begin DATA RECORDS

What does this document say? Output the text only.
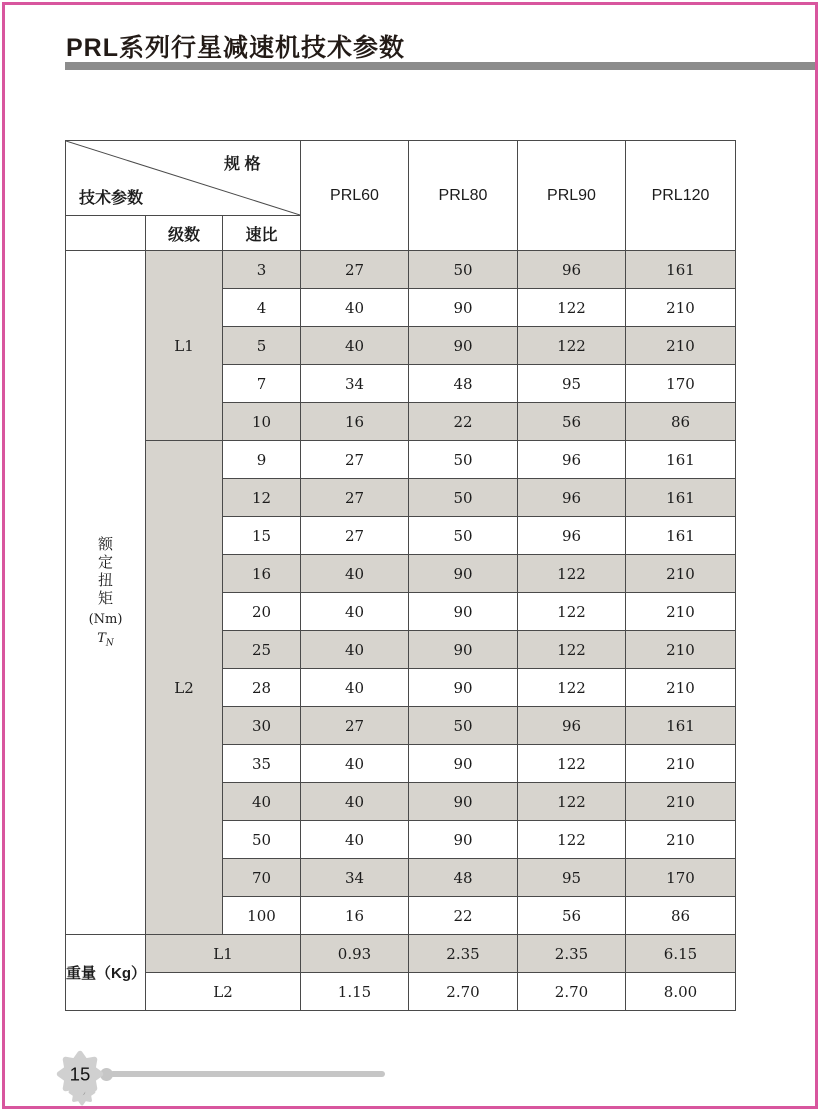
PRL系列行星减速机技术参数
规 格
技术参数			PRL60	PRL80	PRL90	PRL120
	级数	速比				

额定扭矩
(Nm)
$T_N$	L1	3	27	50	96	161
		4	40	90	122	210
		5	40	90	122	210
		7	34	48	95	170
		10	16	22	56	86
	L2	9	27	50	96	161
		12	27	50	96	161
		15	27	50	96	161
		16	40	90	122	210
		20	40	90	122	210
		25	40	90	122	210
		28	40	90	122	210
		30	27	50	96	161
		35	40	90	122	210
		40	40	90	122	210
		50	40	90	122	210
		70	34	48	95	170
		100	16	22	56	86
重量（Kg）	L1		0.93	2.35	2.35	6.15
	L2		1.15	2.70	2.70	8.00
15
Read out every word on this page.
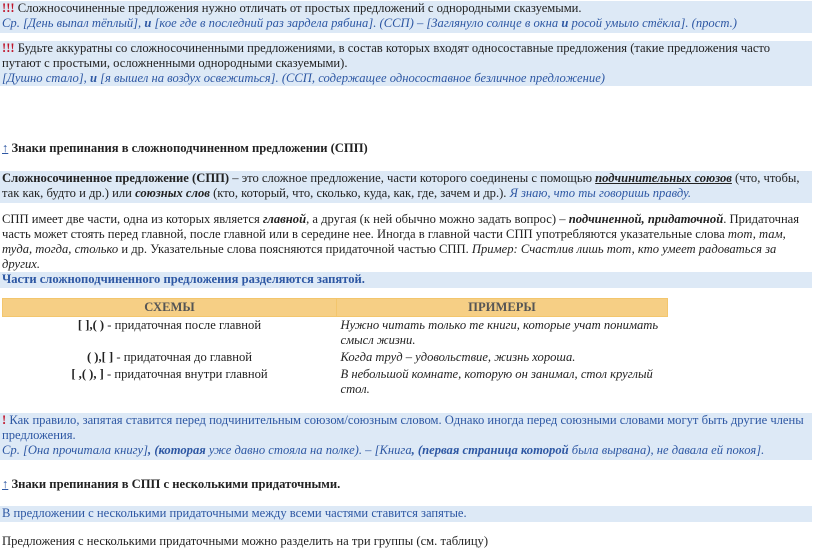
!!! Сложносочиненные предложения нужно отличать от простых предложений с однородными сказуемыми.
Ср. [День выпал тёплый], и [кое где в последний раз зардела рябина]. (ССП) – [Заглянуло солнце в окна и росой умыло стёкла]. (прост.)
!!! Будьте аккуратны со сложносочиненными предложениями, в состав которых входят односоставные предложения (такие предложения часто путают с простыми, осложненными однородными сказуемыми).
[Душно стало], и [я вышел на воздух освежиться]. (ССП, содержащее односоставное безличное предложение)
↑ Знаки препинания в сложноподчиненном предложении (СПП)
Сложносочиненное предложение (СПП) – это сложное предложение, части которого соединены с помощью подчинительных союзов (что, чтобы, так как, будто и др.) или союзных слов (кто, который, что, сколько, куда, как, где, зачем и др.). Я знаю, что ты говоришь правду.
СПП имеет две части, одна из которых является главной, а другая (к ней обычно можно задать вопрос) – подчиненной, придаточной. Придаточная часть может стоять перед главной, после главной или в середине нее. Иногда в главной части СПП употребляются указательные слова тот, там, туда, тогда, столько и др. Указательные слова поясняются придаточной частью СПП. Пример: Счастлив лишь тот, кто умеет радоваться за других.
Части сложноподчиненного предложения разделяются запятой.
СХЕМЫ	ПРИМЕРЫ
[ ],( ) - придаточная после главной	Нужно читать только те книги, которые учат понимать смысл жизни.
( ),[ ] - придаточная до главной	Когда труд – удовольствие, жизнь хороша.
[ ,( ), ] - придаточная внутри главной	В небольшой комнате, которую он занимал, стол круглый стол.
! Как правило, запятая ставится перед подчинительным союзом/союзным словом. Однако иногда перед союзными словами могут быть другие члены предложения.
Ср. [Она прочитала книгу], (которая уже давно стояла на полке). – [Книга, (первая страница которой была вырвана), не давала ей покоя].
↑ Знаки препинания в СПП с несколькими придаточными.
В предложении с несколькими придаточными между всеми частями ставится запятые.
Предложения с несколькими придаточными можно разделить на три группы (см. таблицу)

end DATA RECORDS

### [TASK DESCRIPTION]
Quote every line word for word and keep the images out of the copy.

### [WRITTEN RESPONSE]
What does this document say? Output the text only.
PRL系列行星减速机技术参数
规 格
技术参数			PRL60	PRL80	PRL90	PRL120
	级数	速比				

额定扭矩
(Nm)
$T_N$	L1	3	27	50	96	161
		4	40	90	122	210
		5	40	90	122	210
		7	34	48	95	170
		10	16	22	56	86
	L2	9	27	50	96	161
		12	27	50	96	161
		15	27	50	96	161
		16	40	90	122	210
		20	40	90	122	210
		25	40	90	122	210
		28	40	90	122	210
		30	27	50	96	161
		35	40	90	122	210
		40	40	90	122	210
		50	40	90	122	210
		70	34	48	95	170
		100	16	22	56	86
重量（Kg）	L1		0.93	2.35	2.35	6.15
	L2		1.15	2.70	2.70	8.00
15
Read out every word on this page.
!!! Сложносочиненные предложения нужно отличать от простых предложений с однородными сказуемыми.
Ср. [День выпал тёплый], и [кое где в последний раз зардела рябина]. (ССП) – [Заглянуло солнце в окна и росой умыло стёкла]. (прост.)
!!! Будьте аккуратны со сложносочиненными предложениями, в состав которых входят односоставные предложения (такие предложения часто путают с простыми, осложненными однородными сказуемыми).
[Душно стало], и [я вышел на воздух освежиться]. (ССП, содержащее односоставное безличное предложение)
↑ Знаки препинания в сложноподчиненном предложении (СПП)
Сложносочиненное предложение (СПП) – это сложное предложение, части которого соединены с помощью подчинительных союзов (что, чтобы, так как, будто и др.) или союзных слов (кто, который, что, сколько, куда, как, где, зачем и др.). Я знаю, что ты говоришь правду.
СПП имеет две части, одна из которых является главной, а другая (к ней обычно можно задать вопрос) – подчиненной, придаточной. Придаточная часть может стоять перед главной, после главной или в середине нее. Иногда в главной части СПП употребляются указательные слова тот, там, туда, тогда, столько и др. Указательные слова поясняются придаточной частью СПП. Пример: Счастлив лишь тот, кто умеет радоваться за других.
Части сложноподчиненного предложения разделяются запятой.
СХЕМЫ	ПРИМЕРЫ
[ ],( ) - придаточная после главной	Нужно читать только те книги, которые учат понимать смысл жизни.
( ),[ ] - придаточная до главной	Когда труд – удовольствие, жизнь хороша.
[ ,( ), ] - придаточная внутри главной	В небольшой комнате, которую он занимал, стол круглый стол.
! Как правило, запятая ставится перед подчинительным союзом/союзным словом. Однако иногда перед союзными словами могут быть другие члены предложения.
Ср. [Она прочитала книгу], (которая уже давно стояла на полке). – [Книга, (первая страница которой была вырвана), не давала ей покоя].
↑ Знаки препинания в СПП с несколькими придаточными.
В предложении с несколькими придаточными между всеми частями ставится запятые.
Предложения с несколькими придаточными можно разделить на три группы (см. таблицу)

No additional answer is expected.